[Extracted data entries]
--- begin ---

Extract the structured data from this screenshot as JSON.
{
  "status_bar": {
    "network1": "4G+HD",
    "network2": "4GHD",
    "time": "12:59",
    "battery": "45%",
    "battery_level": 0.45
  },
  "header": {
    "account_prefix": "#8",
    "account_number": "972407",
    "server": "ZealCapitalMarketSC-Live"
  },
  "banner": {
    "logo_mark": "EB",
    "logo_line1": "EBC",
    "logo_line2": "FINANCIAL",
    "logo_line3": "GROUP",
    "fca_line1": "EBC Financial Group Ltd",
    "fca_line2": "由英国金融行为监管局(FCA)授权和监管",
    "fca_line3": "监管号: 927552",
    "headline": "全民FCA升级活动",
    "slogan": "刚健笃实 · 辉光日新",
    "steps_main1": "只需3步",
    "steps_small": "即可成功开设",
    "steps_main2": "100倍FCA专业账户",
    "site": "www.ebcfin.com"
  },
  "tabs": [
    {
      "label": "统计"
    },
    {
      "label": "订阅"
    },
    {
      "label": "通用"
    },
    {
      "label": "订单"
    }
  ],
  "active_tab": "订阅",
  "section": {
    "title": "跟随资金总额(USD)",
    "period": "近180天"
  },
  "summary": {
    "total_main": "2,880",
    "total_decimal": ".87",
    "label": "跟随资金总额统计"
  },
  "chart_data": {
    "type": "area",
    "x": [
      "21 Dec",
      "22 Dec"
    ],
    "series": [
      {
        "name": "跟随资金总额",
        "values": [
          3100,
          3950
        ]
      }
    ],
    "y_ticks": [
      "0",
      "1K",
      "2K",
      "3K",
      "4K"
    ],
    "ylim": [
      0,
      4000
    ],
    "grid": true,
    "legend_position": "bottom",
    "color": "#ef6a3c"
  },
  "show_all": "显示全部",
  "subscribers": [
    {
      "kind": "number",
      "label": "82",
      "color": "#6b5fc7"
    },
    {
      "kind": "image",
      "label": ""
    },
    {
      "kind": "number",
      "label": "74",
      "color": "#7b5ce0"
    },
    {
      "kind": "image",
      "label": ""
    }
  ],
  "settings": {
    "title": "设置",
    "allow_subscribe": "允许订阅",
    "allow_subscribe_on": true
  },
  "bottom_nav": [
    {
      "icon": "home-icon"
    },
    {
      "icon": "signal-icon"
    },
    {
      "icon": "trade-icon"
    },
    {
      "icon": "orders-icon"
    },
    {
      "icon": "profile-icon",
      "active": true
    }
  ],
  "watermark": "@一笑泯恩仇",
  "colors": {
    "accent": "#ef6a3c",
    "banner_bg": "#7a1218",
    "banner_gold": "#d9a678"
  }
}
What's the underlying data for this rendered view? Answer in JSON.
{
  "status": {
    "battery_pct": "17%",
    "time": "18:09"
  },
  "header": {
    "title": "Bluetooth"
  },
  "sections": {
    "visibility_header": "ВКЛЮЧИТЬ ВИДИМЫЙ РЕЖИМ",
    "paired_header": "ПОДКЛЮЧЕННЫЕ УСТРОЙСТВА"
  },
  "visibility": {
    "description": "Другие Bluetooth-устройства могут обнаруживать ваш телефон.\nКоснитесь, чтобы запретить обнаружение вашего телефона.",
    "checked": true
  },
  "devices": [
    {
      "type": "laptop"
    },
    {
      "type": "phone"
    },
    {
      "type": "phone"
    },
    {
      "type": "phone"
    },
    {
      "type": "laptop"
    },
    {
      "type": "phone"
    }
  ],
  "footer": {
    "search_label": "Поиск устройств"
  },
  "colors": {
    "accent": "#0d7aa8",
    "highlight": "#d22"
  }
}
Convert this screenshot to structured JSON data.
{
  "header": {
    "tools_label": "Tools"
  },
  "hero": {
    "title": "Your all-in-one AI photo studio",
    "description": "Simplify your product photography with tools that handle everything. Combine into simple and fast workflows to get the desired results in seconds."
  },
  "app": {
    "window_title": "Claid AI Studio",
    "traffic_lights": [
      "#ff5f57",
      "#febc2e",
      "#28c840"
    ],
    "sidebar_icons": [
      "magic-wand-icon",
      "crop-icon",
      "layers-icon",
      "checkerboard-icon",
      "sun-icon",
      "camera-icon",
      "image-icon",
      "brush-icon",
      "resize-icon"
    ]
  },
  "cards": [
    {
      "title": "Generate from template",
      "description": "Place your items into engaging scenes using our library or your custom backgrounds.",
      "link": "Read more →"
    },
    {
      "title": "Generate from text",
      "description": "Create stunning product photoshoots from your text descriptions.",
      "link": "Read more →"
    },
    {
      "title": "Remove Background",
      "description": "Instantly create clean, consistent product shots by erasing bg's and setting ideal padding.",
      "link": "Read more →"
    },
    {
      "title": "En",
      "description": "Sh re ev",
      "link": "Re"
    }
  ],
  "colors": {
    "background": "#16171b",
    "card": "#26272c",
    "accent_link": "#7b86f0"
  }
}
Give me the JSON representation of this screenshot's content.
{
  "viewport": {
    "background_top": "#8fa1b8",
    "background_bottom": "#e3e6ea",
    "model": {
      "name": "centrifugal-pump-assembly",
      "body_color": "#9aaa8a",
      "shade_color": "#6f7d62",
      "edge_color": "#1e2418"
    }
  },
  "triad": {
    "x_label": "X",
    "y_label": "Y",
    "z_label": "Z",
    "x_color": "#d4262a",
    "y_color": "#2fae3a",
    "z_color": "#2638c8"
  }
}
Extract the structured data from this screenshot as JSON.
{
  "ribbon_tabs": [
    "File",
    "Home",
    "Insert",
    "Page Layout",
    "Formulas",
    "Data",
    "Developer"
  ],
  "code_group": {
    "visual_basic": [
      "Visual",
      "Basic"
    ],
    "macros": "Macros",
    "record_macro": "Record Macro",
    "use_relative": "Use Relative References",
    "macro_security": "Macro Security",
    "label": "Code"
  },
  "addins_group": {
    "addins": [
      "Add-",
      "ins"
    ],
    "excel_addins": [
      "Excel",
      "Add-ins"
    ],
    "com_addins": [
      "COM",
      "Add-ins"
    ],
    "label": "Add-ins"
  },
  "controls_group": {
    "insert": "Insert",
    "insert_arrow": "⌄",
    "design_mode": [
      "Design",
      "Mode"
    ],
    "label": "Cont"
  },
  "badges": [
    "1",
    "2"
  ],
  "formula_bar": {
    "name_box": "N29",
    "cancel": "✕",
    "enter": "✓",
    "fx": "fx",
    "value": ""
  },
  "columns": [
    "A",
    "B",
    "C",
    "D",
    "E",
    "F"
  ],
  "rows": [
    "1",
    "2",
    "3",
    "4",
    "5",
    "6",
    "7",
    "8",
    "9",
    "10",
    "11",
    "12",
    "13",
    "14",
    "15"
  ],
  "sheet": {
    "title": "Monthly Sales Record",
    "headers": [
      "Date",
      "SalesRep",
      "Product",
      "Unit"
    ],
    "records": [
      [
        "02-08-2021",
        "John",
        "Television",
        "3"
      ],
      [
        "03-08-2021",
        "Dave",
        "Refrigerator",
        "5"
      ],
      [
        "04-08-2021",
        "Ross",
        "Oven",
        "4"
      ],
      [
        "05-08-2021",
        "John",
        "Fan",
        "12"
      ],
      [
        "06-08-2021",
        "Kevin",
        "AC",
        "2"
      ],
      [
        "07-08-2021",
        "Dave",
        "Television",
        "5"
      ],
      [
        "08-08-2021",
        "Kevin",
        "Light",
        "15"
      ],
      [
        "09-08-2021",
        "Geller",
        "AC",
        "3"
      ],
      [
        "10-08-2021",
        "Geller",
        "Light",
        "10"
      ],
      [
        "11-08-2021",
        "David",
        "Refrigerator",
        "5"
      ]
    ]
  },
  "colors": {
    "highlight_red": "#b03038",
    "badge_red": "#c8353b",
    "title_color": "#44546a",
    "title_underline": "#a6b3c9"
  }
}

--- end ---

* What you will do: All the data must be duplicated exactly, with nothing added or removed.

* Solution to the problem:
Extract the structured data from this screenshot as JSON.
{
  "status_bar": {
    "network1": "4G+HD",
    "network2": "4GHD",
    "time": "12:59",
    "battery": "45%",
    "battery_level": 0.45
  },
  "header": {
    "account_prefix": "#8",
    "account_number": "972407",
    "server": "ZealCapitalMarketSC-Live"
  },
  "banner": {
    "logo_mark": "EB",
    "logo_line1": "EBC",
    "logo_line2": "FINANCIAL",
    "logo_line3": "GROUP",
    "fca_line1": "EBC Financial Group Ltd",
    "fca_line2": "由英国金融行为监管局(FCA)授权和监管",
    "fca_line3": "监管号: 927552",
    "headline": "全民FCA升级活动",
    "slogan": "刚健笃实 · 辉光日新",
    "steps_main1": "只需3步",
    "steps_small": "即可成功开设",
    "steps_main2": "100倍FCA专业账户",
    "site": "www.ebcfin.com"
  },
  "tabs": [
    {
      "label": "统计"
    },
    {
      "label": "订阅"
    },
    {
      "label": "通用"
    },
    {
      "label": "订单"
    }
  ],
  "active_tab": "订阅",
  "section": {
    "title": "跟随资金总额(USD)",
    "period": "近180天"
  },
  "summary": {
    "total_main": "2,880",
    "total_decimal": ".87",
    "label": "跟随资金总额统计"
  },
  "chart_data": {
    "type": "area",
    "x": [
      "21 Dec",
      "22 Dec"
    ],
    "series": [
      {
        "name": "跟随资金总额",
        "values": [
          3100,
          3950
        ]
      }
    ],
    "y_ticks": [
      "0",
      "1K",
      "2K",
      "3K",
      "4K"
    ],
    "ylim": [
      0,
      4000
    ],
    "grid": true,
    "legend_position": "bottom",
    "color": "#ef6a3c"
  },
  "show_all": "显示全部",
  "subscribers": [
    {
      "kind": "number",
      "label": "82",
      "color": "#6b5fc7"
    },
    {
      "kind": "image",
      "label": ""
    },
    {
      "kind": "number",
      "label": "74",
      "color": "#7b5ce0"
    },
    {
      "kind": "image",
      "label": ""
    }
  ],
  "settings": {
    "title": "设置",
    "allow_subscribe": "允许订阅",
    "allow_subscribe_on": true
  },
  "bottom_nav": [
    {
      "icon": "home-icon"
    },
    {
      "icon": "signal-icon"
    },
    {
      "icon": "trade-icon"
    },
    {
      "icon": "orders-icon"
    },
    {
      "icon": "profile-icon",
      "active": true
    }
  ],
  "watermark": "@一笑泯恩仇",
  "colors": {
    "accent": "#ef6a3c",
    "banner_bg": "#7a1218",
    "banner_gold": "#d9a678"
  }
}
What's the underlying data for this rendered view? Answer in JSON.
{
  "status": {
    "battery_pct": "17%",
    "time": "18:09"
  },
  "header": {
    "title": "Bluetooth"
  },
  "sections": {
    "visibility_header": "ВКЛЮЧИТЬ ВИДИМЫЙ РЕЖИМ",
    "paired_header": "ПОДКЛЮЧЕННЫЕ УСТРОЙСТВА"
  },
  "visibility": {
    "description": "Другие Bluetooth-устройства могут обнаруживать ваш телефон.\nКоснитесь, чтобы запретить обнаружение вашего телефона.",
    "checked": true
  },
  "devices": [
    {
      "type": "laptop"
    },
    {
      "type": "phone"
    },
    {
      "type": "phone"
    },
    {
      "type": "phone"
    },
    {
      "type": "laptop"
    },
    {
      "type": "phone"
    }
  ],
  "footer": {
    "search_label": "Поиск устройств"
  },
  "colors": {
    "accent": "#0d7aa8",
    "highlight": "#d22"
  }
}
Convert this screenshot to structured JSON data.
{
  "header": {
    "tools_label": "Tools"
  },
  "hero": {
    "title": "Your all-in-one AI photo studio",
    "description": "Simplify your product photography with tools that handle everything. Combine into simple and fast workflows to get the desired results in seconds."
  },
  "app": {
    "window_title": "Claid AI Studio",
    "traffic_lights": [
      "#ff5f57",
      "#febc2e",
      "#28c840"
    ],
    "sidebar_icons": [
      "magic-wand-icon",
      "crop-icon",
      "layers-icon",
      "checkerboard-icon",
      "sun-icon",
      "camera-icon",
      "image-icon",
      "brush-icon",
      "resize-icon"
    ]
  },
  "cards": [
    {
      "title": "Generate from template",
      "description": "Place your items into engaging scenes using our library or your custom backgrounds.",
      "link": "Read more →"
    },
    {
      "title": "Generate from text",
      "description": "Create stunning product photoshoots from your text descriptions.",
      "link": "Read more →"
    },
    {
      "title": "Remove Background",
      "description": "Instantly create clean, consistent product shots by erasing bg's and setting ideal padding.",
      "link": "Read more →"
    },
    {
      "title": "En",
      "description": "Sh re ev",
      "link": "Re"
    }
  ],
  "colors": {
    "background": "#16171b",
    "card": "#26272c",
    "accent_link": "#7b86f0"
  }
}
Give me the JSON representation of this screenshot's content.
{
  "viewport": {
    "background_top": "#8fa1b8",
    "background_bottom": "#e3e6ea",
    "model": {
      "name": "centrifugal-pump-assembly",
      "body_color": "#9aaa8a",
      "shade_color": "#6f7d62",
      "edge_color": "#1e2418"
    }
  },
  "triad": {
    "x_label": "X",
    "y_label": "Y",
    "z_label": "Z",
    "x_color": "#d4262a",
    "y_color": "#2fae3a",
    "z_color": "#2638c8"
  }
}
Extract the structured data from this screenshot as JSON.
{
  "ribbon_tabs": [
    "File",
    "Home",
    "Insert",
    "Page Layout",
    "Formulas",
    "Data",
    "Developer"
  ],
  "code_group": {
    "visual_basic": [
      "Visual",
      "Basic"
    ],
    "macros": "Macros",
    "record_macro": "Record Macro",
    "use_relative": "Use Relative References",
    "macro_security": "Macro Security",
    "label": "Code"
  },
  "addins_group": {
    "addins": [
      "Add-",
      "ins"
    ],
    "excel_addins": [
      "Excel",
      "Add-ins"
    ],
    "com_addins": [
      "COM",
      "Add-ins"
    ],
    "label": "Add-ins"
  },
  "controls_group": {
    "insert": "Insert",
    "insert_arrow": "⌄",
    "design_mode": [
      "Design",
      "Mode"
    ],
    "label": "Cont"
  },
  "badges": [
    "1",
    "2"
  ],
  "formula_bar": {
    "name_box": "N29",
    "cancel": "✕",
    "enter": "✓",
    "fx": "fx",
    "value": ""
  },
  "columns": [
    "A",
    "B",
    "C",
    "D",
    "E",
    "F"
  ],
  "rows": [
    "1",
    "2",
    "3",
    "4",
    "5",
    "6",
    "7",
    "8",
    "9",
    "10",
    "11",
    "12",
    "13",
    "14",
    "15"
  ],
  "sheet": {
    "title": "Monthly Sales Record",
    "headers": [
      "Date",
      "SalesRep",
      "Product",
      "Unit"
    ],
    "records": [
      [
        "02-08-2021",
        "John",
        "Television",
        "3"
      ],
      [
        "03-08-2021",
        "Dave",
        "Refrigerator",
        "5"
      ],
      [
        "04-08-2021",
        "Ross",
        "Oven",
        "4"
      ],
      [
        "05-08-2021",
        "John",
        "Fan",
        "12"
      ],
      [
        "06-08-2021",
        "Kevin",
        "AC",
        "2"
      ],
      [
        "07-08-2021",
        "Dave",
        "Television",
        "5"
      ],
      [
        "08-08-2021",
        "Kevin",
        "Light",
        "15"
      ],
      [
        "09-08-2021",
        "Geller",
        "AC",
        "3"
      ],
      [
        "10-08-2021",
        "Geller",
        "Light",
        "10"
      ],
      [
        "11-08-2021",
        "David",
        "Refrigerator",
        "5"
      ]
    ]
  },
  "colors": {
    "highlight_red": "#b03038",
    "badge_red": "#c8353b",
    "title_color": "#44546a",
    "title_underline": "#a6b3c9"
  }
}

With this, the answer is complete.